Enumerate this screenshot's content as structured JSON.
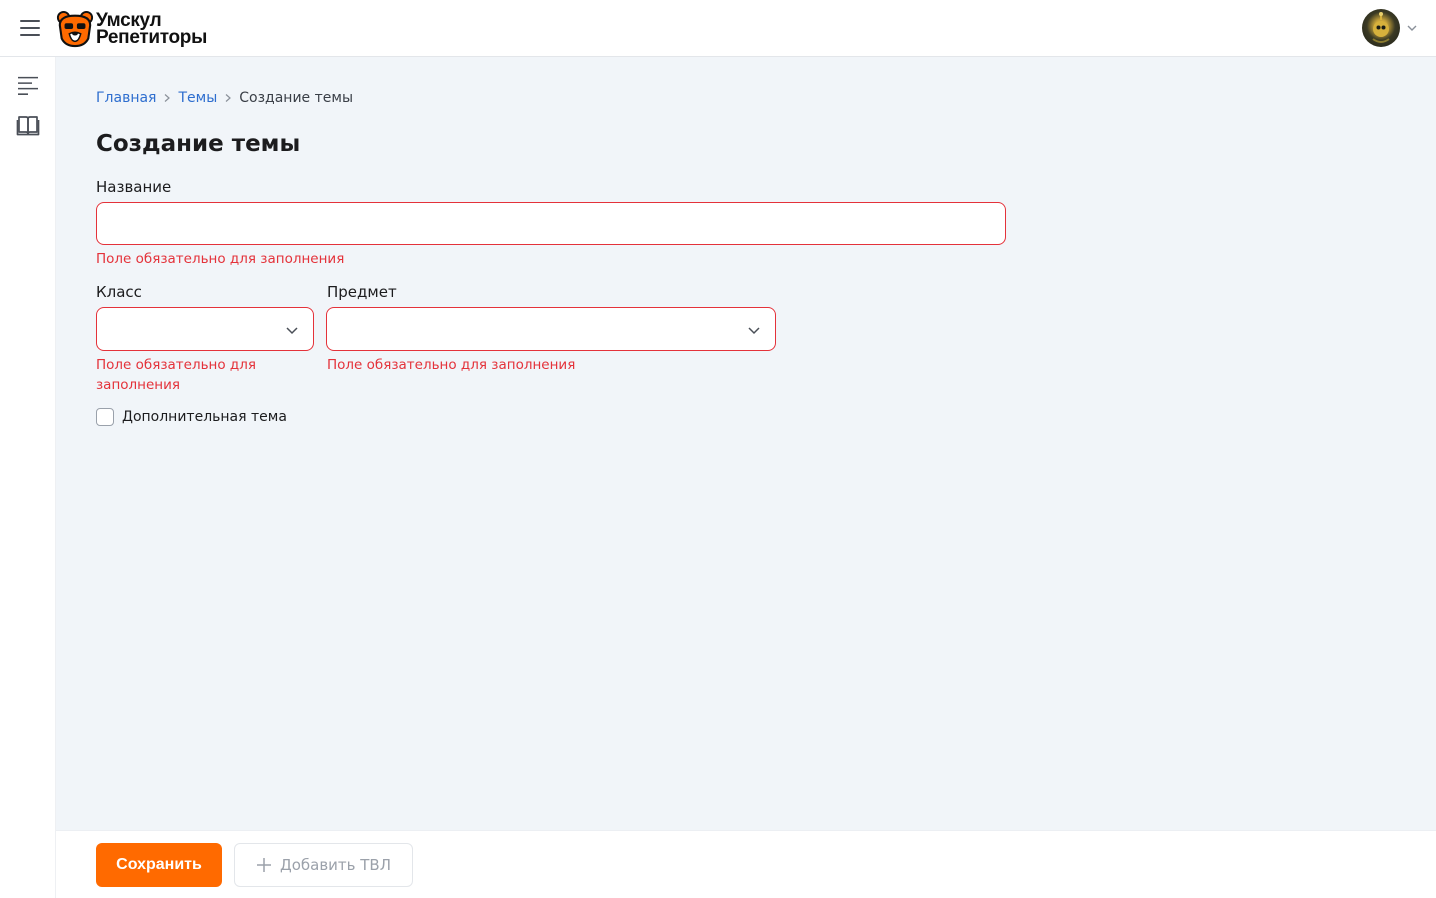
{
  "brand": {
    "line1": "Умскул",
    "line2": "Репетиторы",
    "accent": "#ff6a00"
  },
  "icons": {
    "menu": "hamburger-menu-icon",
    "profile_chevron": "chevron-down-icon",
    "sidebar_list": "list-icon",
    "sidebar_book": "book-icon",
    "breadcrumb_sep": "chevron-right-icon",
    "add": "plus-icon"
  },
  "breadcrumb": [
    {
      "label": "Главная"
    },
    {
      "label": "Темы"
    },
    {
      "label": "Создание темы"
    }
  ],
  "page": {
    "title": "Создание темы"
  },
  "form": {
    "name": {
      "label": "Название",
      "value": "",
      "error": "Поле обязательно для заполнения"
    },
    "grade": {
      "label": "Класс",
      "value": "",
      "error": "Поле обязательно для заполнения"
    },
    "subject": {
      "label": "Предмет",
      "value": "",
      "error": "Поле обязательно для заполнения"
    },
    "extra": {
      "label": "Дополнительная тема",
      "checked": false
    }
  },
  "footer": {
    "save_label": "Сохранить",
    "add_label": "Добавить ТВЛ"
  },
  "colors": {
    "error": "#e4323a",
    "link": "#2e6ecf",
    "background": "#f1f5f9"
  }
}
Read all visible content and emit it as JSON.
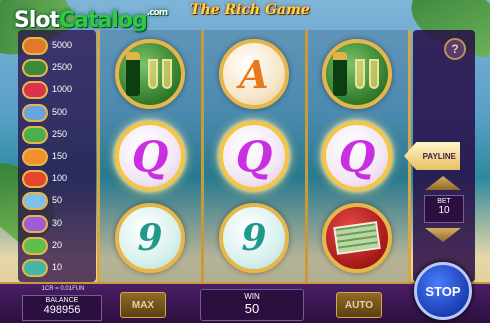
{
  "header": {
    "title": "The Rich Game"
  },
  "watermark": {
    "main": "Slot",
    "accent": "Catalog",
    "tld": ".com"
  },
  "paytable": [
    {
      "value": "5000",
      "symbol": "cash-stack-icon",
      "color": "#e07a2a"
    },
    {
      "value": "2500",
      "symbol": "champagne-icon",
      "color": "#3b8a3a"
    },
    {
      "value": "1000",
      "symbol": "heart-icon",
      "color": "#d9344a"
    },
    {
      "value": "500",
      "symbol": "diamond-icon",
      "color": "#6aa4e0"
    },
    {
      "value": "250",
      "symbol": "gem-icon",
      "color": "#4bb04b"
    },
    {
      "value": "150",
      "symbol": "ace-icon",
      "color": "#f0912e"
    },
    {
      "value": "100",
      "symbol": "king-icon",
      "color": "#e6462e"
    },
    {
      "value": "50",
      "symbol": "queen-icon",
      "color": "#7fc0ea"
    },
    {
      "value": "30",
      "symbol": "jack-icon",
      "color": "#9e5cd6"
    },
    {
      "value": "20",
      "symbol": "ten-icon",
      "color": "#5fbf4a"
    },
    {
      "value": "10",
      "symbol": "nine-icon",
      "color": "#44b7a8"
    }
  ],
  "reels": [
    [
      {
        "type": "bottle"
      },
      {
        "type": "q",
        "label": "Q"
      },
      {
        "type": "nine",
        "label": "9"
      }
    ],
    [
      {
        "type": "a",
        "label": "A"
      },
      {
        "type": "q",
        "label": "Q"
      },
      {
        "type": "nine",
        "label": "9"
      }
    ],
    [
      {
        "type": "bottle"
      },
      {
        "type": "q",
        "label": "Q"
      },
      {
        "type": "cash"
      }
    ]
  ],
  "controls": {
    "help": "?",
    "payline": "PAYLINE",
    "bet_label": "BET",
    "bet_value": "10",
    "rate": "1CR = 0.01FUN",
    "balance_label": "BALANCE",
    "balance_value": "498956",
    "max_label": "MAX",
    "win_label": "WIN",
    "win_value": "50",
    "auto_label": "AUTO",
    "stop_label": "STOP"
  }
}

==

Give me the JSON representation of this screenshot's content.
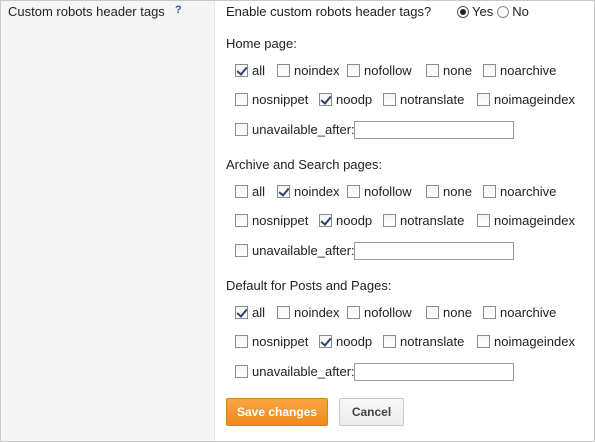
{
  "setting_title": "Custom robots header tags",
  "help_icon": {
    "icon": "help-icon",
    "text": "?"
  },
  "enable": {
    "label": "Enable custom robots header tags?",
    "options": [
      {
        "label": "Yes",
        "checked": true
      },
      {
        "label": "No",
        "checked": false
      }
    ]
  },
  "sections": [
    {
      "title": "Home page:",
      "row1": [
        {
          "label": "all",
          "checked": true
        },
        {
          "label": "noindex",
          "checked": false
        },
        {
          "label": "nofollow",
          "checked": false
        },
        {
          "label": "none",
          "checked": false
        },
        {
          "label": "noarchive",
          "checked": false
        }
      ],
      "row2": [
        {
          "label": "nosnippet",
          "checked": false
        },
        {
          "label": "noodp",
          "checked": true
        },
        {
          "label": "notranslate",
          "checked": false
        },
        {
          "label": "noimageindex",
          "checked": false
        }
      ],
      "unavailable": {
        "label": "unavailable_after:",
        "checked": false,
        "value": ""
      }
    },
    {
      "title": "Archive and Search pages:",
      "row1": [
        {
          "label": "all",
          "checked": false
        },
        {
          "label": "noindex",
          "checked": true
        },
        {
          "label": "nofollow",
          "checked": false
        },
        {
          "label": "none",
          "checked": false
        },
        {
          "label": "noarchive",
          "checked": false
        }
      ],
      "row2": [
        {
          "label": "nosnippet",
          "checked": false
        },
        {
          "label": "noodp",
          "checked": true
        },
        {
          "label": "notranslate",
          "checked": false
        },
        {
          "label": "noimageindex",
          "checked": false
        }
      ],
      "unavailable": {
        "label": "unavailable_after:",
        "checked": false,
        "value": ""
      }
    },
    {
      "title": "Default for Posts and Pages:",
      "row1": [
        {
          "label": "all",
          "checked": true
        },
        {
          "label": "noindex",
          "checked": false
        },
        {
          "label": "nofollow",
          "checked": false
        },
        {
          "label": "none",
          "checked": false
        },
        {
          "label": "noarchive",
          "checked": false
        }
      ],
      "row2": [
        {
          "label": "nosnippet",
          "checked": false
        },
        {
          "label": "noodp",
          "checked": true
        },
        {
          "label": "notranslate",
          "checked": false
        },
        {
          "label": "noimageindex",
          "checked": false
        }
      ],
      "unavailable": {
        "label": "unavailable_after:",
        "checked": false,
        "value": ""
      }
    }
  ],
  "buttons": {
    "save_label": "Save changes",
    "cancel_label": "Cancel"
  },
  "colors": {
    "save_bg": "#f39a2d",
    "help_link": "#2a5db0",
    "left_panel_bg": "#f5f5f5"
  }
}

## WORK TO COMPLETE
List every line from the entries above in which "robots" appears.

## REPLY TO THE TASK
  "setting_title": "Custom robots header tags",
    "label": "Enable custom robots header tags?",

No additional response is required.